Copy all of the material below exactly.

─── Records to use

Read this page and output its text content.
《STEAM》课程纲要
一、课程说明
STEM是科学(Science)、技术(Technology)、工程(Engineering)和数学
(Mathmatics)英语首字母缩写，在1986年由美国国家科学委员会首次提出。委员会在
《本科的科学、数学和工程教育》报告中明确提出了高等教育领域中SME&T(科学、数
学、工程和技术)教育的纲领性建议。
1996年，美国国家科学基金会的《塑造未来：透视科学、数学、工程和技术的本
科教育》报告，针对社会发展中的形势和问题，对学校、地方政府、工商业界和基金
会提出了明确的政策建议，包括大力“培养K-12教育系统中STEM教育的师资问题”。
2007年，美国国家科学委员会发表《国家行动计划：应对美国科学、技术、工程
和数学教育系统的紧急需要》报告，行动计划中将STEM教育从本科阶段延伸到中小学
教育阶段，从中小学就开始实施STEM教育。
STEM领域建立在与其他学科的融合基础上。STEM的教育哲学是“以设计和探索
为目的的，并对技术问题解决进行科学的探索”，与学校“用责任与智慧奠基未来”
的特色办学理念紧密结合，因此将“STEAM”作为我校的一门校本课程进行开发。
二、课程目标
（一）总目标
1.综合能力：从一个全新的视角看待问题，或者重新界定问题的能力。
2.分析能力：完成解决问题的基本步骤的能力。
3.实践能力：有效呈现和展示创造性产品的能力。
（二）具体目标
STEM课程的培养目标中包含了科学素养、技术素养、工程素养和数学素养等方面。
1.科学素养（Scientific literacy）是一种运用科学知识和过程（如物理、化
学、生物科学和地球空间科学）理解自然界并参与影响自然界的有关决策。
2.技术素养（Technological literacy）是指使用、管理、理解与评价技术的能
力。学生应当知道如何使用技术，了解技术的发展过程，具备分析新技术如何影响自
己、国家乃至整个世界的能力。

──────

• [Answer to this problem]:
Read this page and output its text content.
《STEAM》课程纲要
一、课程说明
STEM是科学(Science)、技术(Technology)、工程(Engineering)和数学
(Mathmatics)英语首字母缩写，在1986年由美国国家科学委员会首次提出。委员会在
《本科的科学、数学和工程教育》报告中明确提出了高等教育领域中SME&T(科学、数
学、工程和技术)教育的纲领性建议。
1996年，美国国家科学基金会的《塑造未来：透视科学、数学、工程和技术的本
科教育》报告，针对社会发展中的形势和问题，对学校、地方政府、工商业界和基金
会提出了明确的政策建议，包括大力“培养K-12教育系统中STEM教育的师资问题”。
2007年，美国国家科学委员会发表《国家行动计划：应对美国科学、技术、工程
和数学教育系统的紧急需要》报告，行动计划中将STEM教育从本科阶段延伸到中小学
教育阶段，从中小学就开始实施STEM教育。
STEM领域建立在与其他学科的融合基础上。STEM的教育哲学是“以设计和探索
为目的的，并对技术问题解决进行科学的探索”，与学校“用责任与智慧奠基未来”
的特色办学理念紧密结合，因此将“STEAM”作为我校的一门校本课程进行开发。
二、课程目标
（一）总目标
1.综合能力：从一个全新的视角看待问题，或者重新界定问题的能力。
2.分析能力：完成解决问题的基本步骤的能力。
3.实践能力：有效呈现和展示创造性产品的能力。
（二）具体目标
STEM课程的培养目标中包含了科学素养、技术素养、工程素养和数学素养等方面。
1.科学素养（Scientific literacy）是一种运用科学知识和过程（如物理、化
学、生物科学和地球空间科学）理解自然界并参与影响自然界的有关决策。
2.技术素养（Technological literacy）是指使用、管理、理解与评价技术的能
力。学生应当知道如何使用技术，了解技术的发展过程，具备分析新技术如何影响自
己、国家乃至整个世界的能力。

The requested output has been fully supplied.